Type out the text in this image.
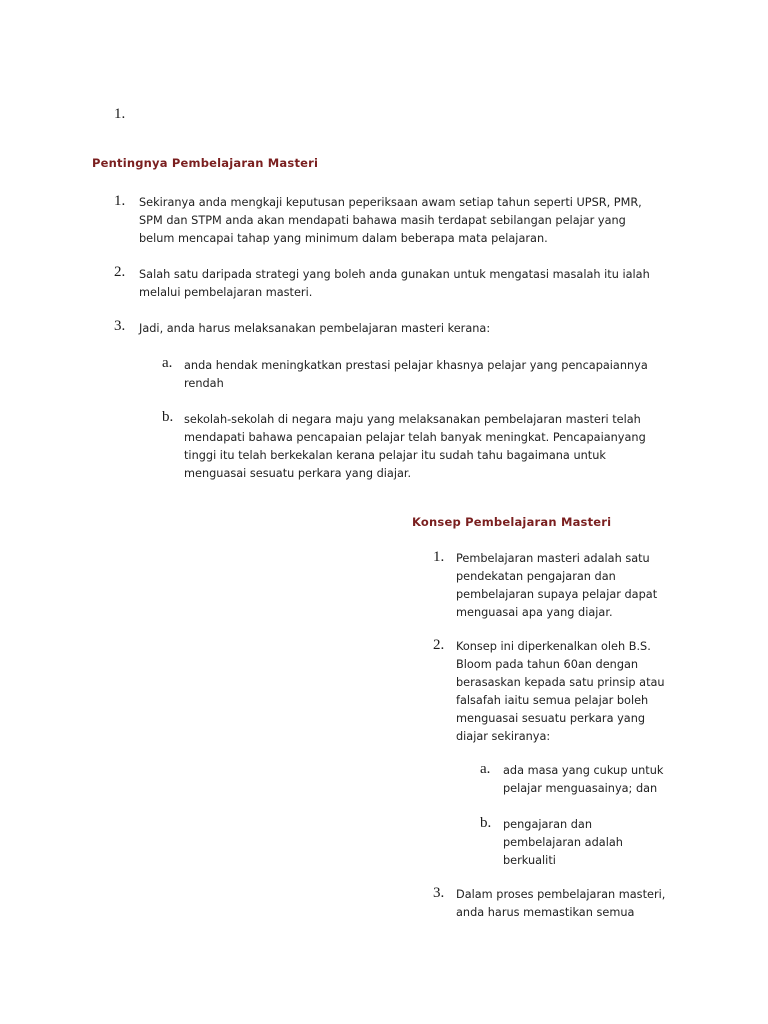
1.
Pentingnya Pembelajaran Masteri
1. Sekiranya anda mengkaji keputusan peperiksaan awam setiap tahun seperti UPSR, PMR,
SPM dan STPM anda akan mendapati bahawa masih terdapat sebilangan pelajar yang
belum mencapai tahap yang minimum dalam beberapa mata pelajaran.
2. Salah satu daripada strategi yang boleh anda gunakan untuk mengatasi masalah itu ialah
melalui pembelajaran masteri.
3. Jadi, anda harus melaksanakan pembelajaran masteri kerana:
a. anda hendak meningkatkan prestasi pelajar khasnya pelajar yang pencapaiannya
rendah
b. sekolah-sekolah di negara maju yang melaksanakan pembelajaran masteri telah
mendapati bahawa pencapaian pelajar telah banyak meningkat. Pencapaianyang
tinggi itu telah berkekalan kerana pelajar itu sudah tahu bagaimana untuk
menguasai sesuatu perkara yang diajar.
Konsep Pembelajaran Masteri
1. Pembelajaran masteri adalah satu
pendekatan pengajaran dan
pembelajaran supaya pelajar dapat
menguasai apa yang diajar.
2. Konsep ini diperkenalkan oleh B.S.
Bloom pada tahun 60an dengan
berasaskan kepada satu prinsip atau
falsafah iaitu semua pelajar boleh
menguasai sesuatu perkara yang
diajar sekiranya:
a. ada masa yang cukup untuk
pelajar menguasainya; dan
b. pengajaran dan
pembelajaran adalah
berkualiti
3. Dalam proses pembelajaran masteri,
anda harus memastikan semua
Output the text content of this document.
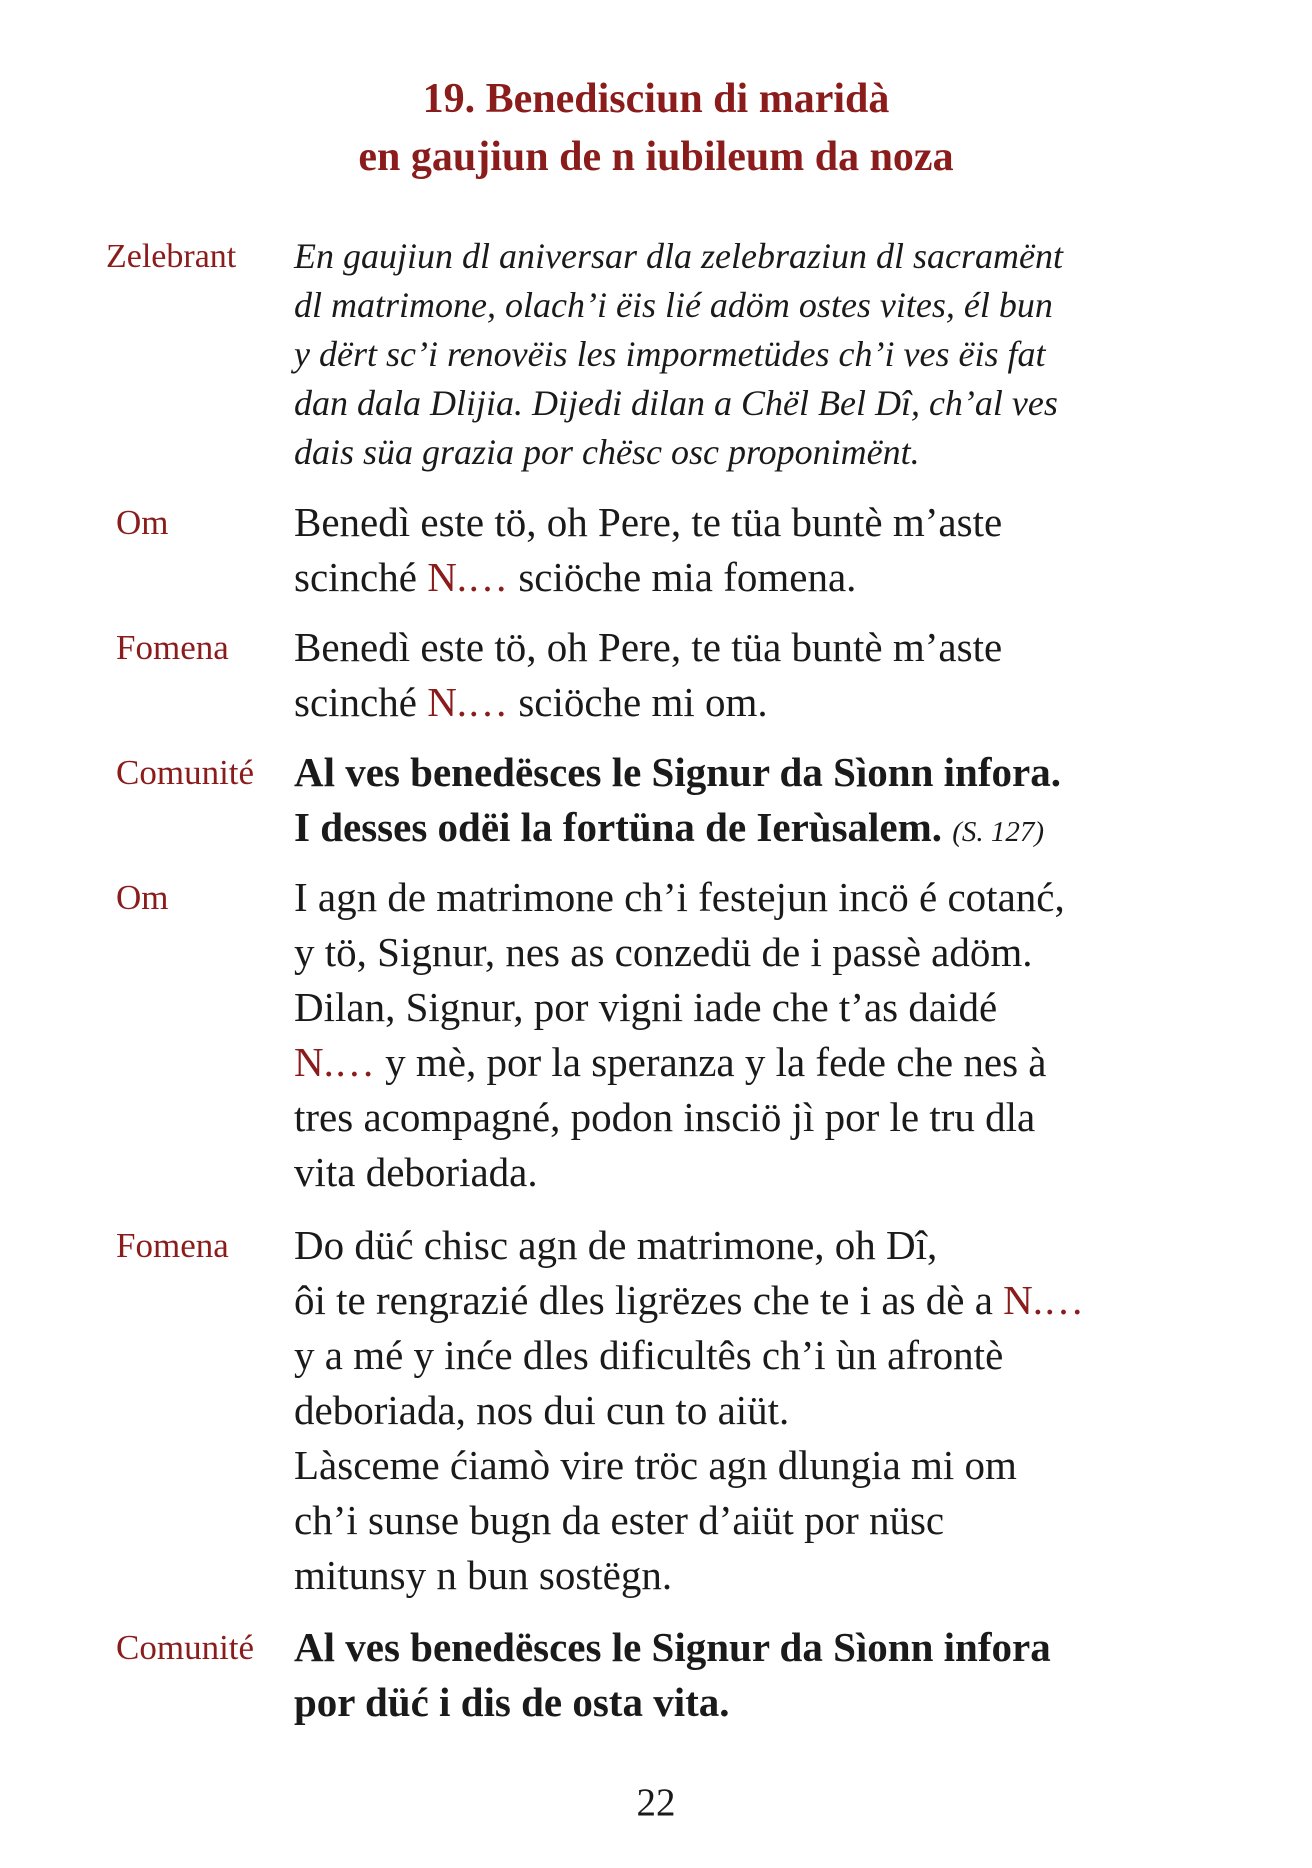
19. Benedisciun di maridà
en gaujiun de n iubileum da noza
Zelebrant En gaujiun dl aniversar dla zelebraziun dl sacramënt
dl matrimone, olach’i ëis lié adöm ostes vites, él bun
y dërt sc’i renovëis les impormetüdes ch’i ves ëis fat
dan dala Dlijia. Dijedi dilan a Chël Bel Dî, ch’al ves
dais süa grazia por chësc osc proponimënt.
Om	Benedì este tö, oh Pere, te tüa buntè m’aste
scinché N.… sciöche mia fomena.
Fomena Benedì este tö, oh Pere, te tüa buntè m’aste
scinché N.… sciöche mi om.
Comunité Al ves benedësces le Signur da Sìonn infora.
I desses odëi la fortüna de Ierùsalem. (S. 127)
Om	I agn de matrimone ch’i festejun incö é cotanć,
y tö, Signur, nes as conzedü de i passè adöm.
Dilan, Signur, por vigni iade che t’as daidé
N.… y mè, por la speranza y la fede che nes à
tres acompagné, podon insciö jì por le tru dla
vita deboriada.
Fomena Do düć chisc agn de matrimone, oh Dî,
ôi te rengrazié dles ligrëzes che te i as dè a N.…
y a mé y inće dles dificultês ch’i ùn afrontè
deboriada, nos dui cun to aiüt.
Làsceme ćiamò vire tröc agn dlungia mi om
ch’i sunse bugn da ester d’aiüt por nüsc
mitunsy n bun sostëgn.
Comunité Al ves benedësces le Signur da Sìonn infora
por düć i dis de osta vita.
22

--

Stated problem:
Quote the records in their entirety, keeping the wording exact and excluding pictures.

Solution for this problem:
Type out the text in this image.
1.
Pentingnya Pembelajaran Masteri
1. Sekiranya anda mengkaji keputusan peperiksaan awam setiap tahun seperti UPSR, PMR,
SPM dan STPM anda akan mendapati bahawa masih terdapat sebilangan pelajar yang
belum mencapai tahap yang minimum dalam beberapa mata pelajaran.
2. Salah satu daripada strategi yang boleh anda gunakan untuk mengatasi masalah itu ialah
melalui pembelajaran masteri.
3. Jadi, anda harus melaksanakan pembelajaran masteri kerana:
a. anda hendak meningkatkan prestasi pelajar khasnya pelajar yang pencapaiannya
rendah
b. sekolah-sekolah di negara maju yang melaksanakan pembelajaran masteri telah
mendapati bahawa pencapaian pelajar telah banyak meningkat. Pencapaianyang
tinggi itu telah berkekalan kerana pelajar itu sudah tahu bagaimana untuk
menguasai sesuatu perkara yang diajar.
Konsep Pembelajaran Masteri
1. Pembelajaran masteri adalah satu
pendekatan pengajaran dan
pembelajaran supaya pelajar dapat
menguasai apa yang diajar.
2. Konsep ini diperkenalkan oleh B.S.
Bloom pada tahun 60an dengan
berasaskan kepada satu prinsip atau
falsafah iaitu semua pelajar boleh
menguasai sesuatu perkara yang
diajar sekiranya:
a. ada masa yang cukup untuk
pelajar menguasainya; dan
b. pengajaran dan
pembelajaran adalah
berkualiti
3. Dalam proses pembelajaran masteri,
anda harus memastikan semua
Output the text content of this document.
19. Benedisciun di maridà
en gaujiun de n iubileum da noza
Zelebrant En gaujiun dl aniversar dla zelebraziun dl sacramënt
dl matrimone, olach’i ëis lié adöm ostes vites, él bun
y dërt sc’i renovëis les impormetüdes ch’i ves ëis fat
dan dala Dlijia. Dijedi dilan a Chël Bel Dî, ch’al ves
dais süa grazia por chësc osc proponimënt.
Om	Benedì este tö, oh Pere, te tüa buntè m’aste
scinché N.… sciöche mia fomena.
Fomena Benedì este tö, oh Pere, te tüa buntè m’aste
scinché N.… sciöche mi om.
Comunité Al ves benedësces le Signur da Sìonn infora.
I desses odëi la fortüna de Ierùsalem. (S. 127)
Om	I agn de matrimone ch’i festejun incö é cotanć,
y tö, Signur, nes as conzedü de i passè adöm.
Dilan, Signur, por vigni iade che t’as daidé
N.… y mè, por la speranza y la fede che nes à
tres acompagné, podon insciö jì por le tru dla
vita deboriada.
Fomena Do düć chisc agn de matrimone, oh Dî,
ôi te rengrazié dles ligrëzes che te i as dè a N.…
y a mé y inće dles dificultês ch’i ùn afrontè
deboriada, nos dui cun to aiüt.
Làsceme ćiamò vire tröc agn dlungia mi om
ch’i sunse bugn da ester d’aiüt por nüsc
mitunsy n bun sostëgn.
Comunité Al ves benedësces le Signur da Sìonn infora
por düć i dis de osta vita.
22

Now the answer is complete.